# [Sezione del documento]

▶

“La gente ha bisogno di profondità”

“Il visitatore” per la regia di Valerio Binasco è in scena al teatro delle Arti di Gallarate. Freud è interpretato da un grandissimo Alessandro Haber; il misterioso visitatore che gli appare in casa e che insinua in lui è un altrettanto bravissimo Alessio Boni

Una sorta di pazzo di shakespereana memoria, nell’apparenza ben distante dal dandy descritto da Schmitt, e un Freud gravemente malato, tremante, vecchio e preoccupato per la sorte della figlia Anna, trascinata via dalla Gestapo e di cui non sa nulla. Sullo sfondo, o meglio, per la strada, i canti nazisti in una Vienna invasa: è il 22 aprile del 1938.

◀

# [Quesito A]
Indichi tutti i tratti con cui la recensione de «Il visitatore» descrive il Freud messo in scena.
# [Quesito B]
Secondo la recensione de «Il visitatore», in quale teatro va in scena lo spettacolo?
# [Quesito C]
Prosegua la recensione de «Il visitatore» a partire dall'ultima frase riportata.

# [Voci fornite]
▶

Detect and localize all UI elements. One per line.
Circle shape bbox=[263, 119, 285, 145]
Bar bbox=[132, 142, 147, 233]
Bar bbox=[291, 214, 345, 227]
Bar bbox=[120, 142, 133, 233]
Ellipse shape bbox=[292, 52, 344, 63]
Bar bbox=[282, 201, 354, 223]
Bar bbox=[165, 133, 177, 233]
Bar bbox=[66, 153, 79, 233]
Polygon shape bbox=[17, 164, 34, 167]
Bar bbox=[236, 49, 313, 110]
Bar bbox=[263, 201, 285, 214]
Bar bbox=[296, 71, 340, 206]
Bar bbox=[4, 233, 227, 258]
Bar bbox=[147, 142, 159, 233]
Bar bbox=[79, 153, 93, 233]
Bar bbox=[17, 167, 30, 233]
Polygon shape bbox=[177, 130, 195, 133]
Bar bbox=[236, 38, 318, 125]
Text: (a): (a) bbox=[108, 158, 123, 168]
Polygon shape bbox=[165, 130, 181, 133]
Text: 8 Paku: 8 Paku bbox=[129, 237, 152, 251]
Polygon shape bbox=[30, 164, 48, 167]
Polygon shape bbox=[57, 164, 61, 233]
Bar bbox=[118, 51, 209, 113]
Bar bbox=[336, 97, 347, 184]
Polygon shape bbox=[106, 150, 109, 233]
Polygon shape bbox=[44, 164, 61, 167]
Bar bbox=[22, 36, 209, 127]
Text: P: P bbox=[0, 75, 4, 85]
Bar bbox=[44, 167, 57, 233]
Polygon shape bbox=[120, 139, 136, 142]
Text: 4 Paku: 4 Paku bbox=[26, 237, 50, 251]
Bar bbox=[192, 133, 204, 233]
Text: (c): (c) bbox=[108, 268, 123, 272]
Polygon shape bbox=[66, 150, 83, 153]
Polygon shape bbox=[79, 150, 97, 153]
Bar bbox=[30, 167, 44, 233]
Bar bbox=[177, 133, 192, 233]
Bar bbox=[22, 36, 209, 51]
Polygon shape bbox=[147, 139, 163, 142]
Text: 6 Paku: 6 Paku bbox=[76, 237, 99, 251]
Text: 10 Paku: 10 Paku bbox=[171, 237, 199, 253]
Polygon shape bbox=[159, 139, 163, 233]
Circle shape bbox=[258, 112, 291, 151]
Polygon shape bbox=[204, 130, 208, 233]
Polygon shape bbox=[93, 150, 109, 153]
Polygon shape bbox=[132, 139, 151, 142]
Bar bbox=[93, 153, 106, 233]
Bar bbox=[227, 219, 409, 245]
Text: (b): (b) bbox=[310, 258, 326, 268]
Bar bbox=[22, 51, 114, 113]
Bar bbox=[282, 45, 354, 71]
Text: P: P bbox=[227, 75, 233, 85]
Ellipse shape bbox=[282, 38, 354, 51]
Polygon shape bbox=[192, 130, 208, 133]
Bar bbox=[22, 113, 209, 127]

◀

# [Risposta attesa A]
- gravemente malato
- tremante
- vecchio
- preoccupato per la sorte della figlia Anna

# [Risposta attesa B]
Al teatro delle Arti di Gallarate.

# [Risposta attesa C]
“Il visitatore”, l’opera scritta da Éric-Emmanuel Schmitt nel 1993 e tradotta due anni dopo anche in italiano, dopo la messa in scena del 1996 con Kim Rossi Stuart e Turi Ferro, è ora in tournée per la produzione Goldenart, con regia di Valerio Binasco, e ieri sera ha avuto la sua rappresentazione al teatro delle Arti di Gallarate, dove replicherà questa sera, mercoledì 27 novembre, alle 21. Non prima però che la compagnia incontri, alle 18,30 alla libreria Biblos Mondadori, il pubblico che vorrà conoscere un po’ più da vicino la storia e i suoi protagonisti.
E che protagonisti.
Freud è interpretato da un grandissimo Alessandro Haber; il misterioso visitatore che gli appare in casa e che insinua in lui, ateo, il dubbio del trascendente e dello spirituale, e che potrebbe essere Dio, è un altrettanto bravissimo Alessio Boni. In scena accanto a Francesco Bonomo, che interpreta il soldato nazista, e Nicoletta Robello Bracciforti, che dà volto e voce e movenze a una Anna, figlia del filosofo, che incarna nello stesso tempo la decisione e la fragilità, la forza e la paura. Che incarna, insomma, la donna in tutte le sue sfaccettature e in tutti i suoi ruoli.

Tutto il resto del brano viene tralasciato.